● Set exercise
Print all of the data exactly.

Data extracted from a collection:

= = = = = = =

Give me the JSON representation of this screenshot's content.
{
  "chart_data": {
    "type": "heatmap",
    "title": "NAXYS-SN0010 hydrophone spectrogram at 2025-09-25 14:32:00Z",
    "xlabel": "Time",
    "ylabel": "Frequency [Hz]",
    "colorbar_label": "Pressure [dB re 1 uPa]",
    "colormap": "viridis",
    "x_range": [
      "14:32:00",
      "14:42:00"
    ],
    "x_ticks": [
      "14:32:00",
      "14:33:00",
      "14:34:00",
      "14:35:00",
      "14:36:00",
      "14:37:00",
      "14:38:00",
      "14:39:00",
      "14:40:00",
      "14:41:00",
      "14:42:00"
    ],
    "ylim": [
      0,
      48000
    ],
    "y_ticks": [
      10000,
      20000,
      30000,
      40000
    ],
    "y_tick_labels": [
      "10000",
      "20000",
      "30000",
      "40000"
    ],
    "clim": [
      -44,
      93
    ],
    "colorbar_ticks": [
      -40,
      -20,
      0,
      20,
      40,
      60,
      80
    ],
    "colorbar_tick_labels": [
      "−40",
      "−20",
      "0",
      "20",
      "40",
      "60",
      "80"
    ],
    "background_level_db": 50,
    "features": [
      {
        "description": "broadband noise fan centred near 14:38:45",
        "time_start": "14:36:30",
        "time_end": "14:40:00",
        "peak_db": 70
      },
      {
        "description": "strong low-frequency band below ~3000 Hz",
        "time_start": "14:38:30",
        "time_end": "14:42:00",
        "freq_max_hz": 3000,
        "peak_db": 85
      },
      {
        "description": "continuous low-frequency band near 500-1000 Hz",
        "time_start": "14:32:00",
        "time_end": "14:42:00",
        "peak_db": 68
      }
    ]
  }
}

= = = = = = =

● Exercise response
Give me the JSON representation of this screenshot's content.
{
  "chart_data": {
    "type": "heatmap",
    "title": "NAXYS-SN0010 hydrophone spectrogram at 2025-09-25 14:32:00Z",
    "xlabel": "Time",
    "ylabel": "Frequency [Hz]",
    "colorbar_label": "Pressure [dB re 1 uPa]",
    "colormap": "viridis",
    "x_range": [
      "14:32:00",
      "14:42:00"
    ],
    "x_ticks": [
      "14:32:00",
      "14:33:00",
      "14:34:00",
      "14:35:00",
      "14:36:00",
      "14:37:00",
      "14:38:00",
      "14:39:00",
      "14:40:00",
      "14:41:00",
      "14:42:00"
    ],
    "ylim": [
      0,
      48000
    ],
    "y_ticks": [
      10000,
      20000,
      30000,
      40000
    ],
    "y_tick_labels": [
      "10000",
      "20000",
      "30000",
      "40000"
    ],
    "clim": [
      -44,
      93
    ],
    "colorbar_ticks": [
      -40,
      -20,
      0,
      20,
      40,
      60,
      80
    ],
    "colorbar_tick_labels": [
      "−40",
      "−20",
      "0",
      "20",
      "40",
      "60",
      "80"
    ],
    "background_level_db": 50,
    "features": [
      {
        "description": "broadband noise fan centred near 14:38:45",
        "time_start": "14:36:30",
        "time_end": "14:40:00",
        "peak_db": 70
      },
      {
        "description": "strong low-frequency band below ~3000 Hz",
        "time_start": "14:38:30",
        "time_end": "14:42:00",
        "freq_max_hz": 3000,
        "peak_db": 85
      },
      {
        "description": "continuous low-frequency band near 500-1000 Hz",
        "time_start": "14:32:00",
        "time_end": "14:42:00",
        "peak_db": 68
      }
    ]
  }
}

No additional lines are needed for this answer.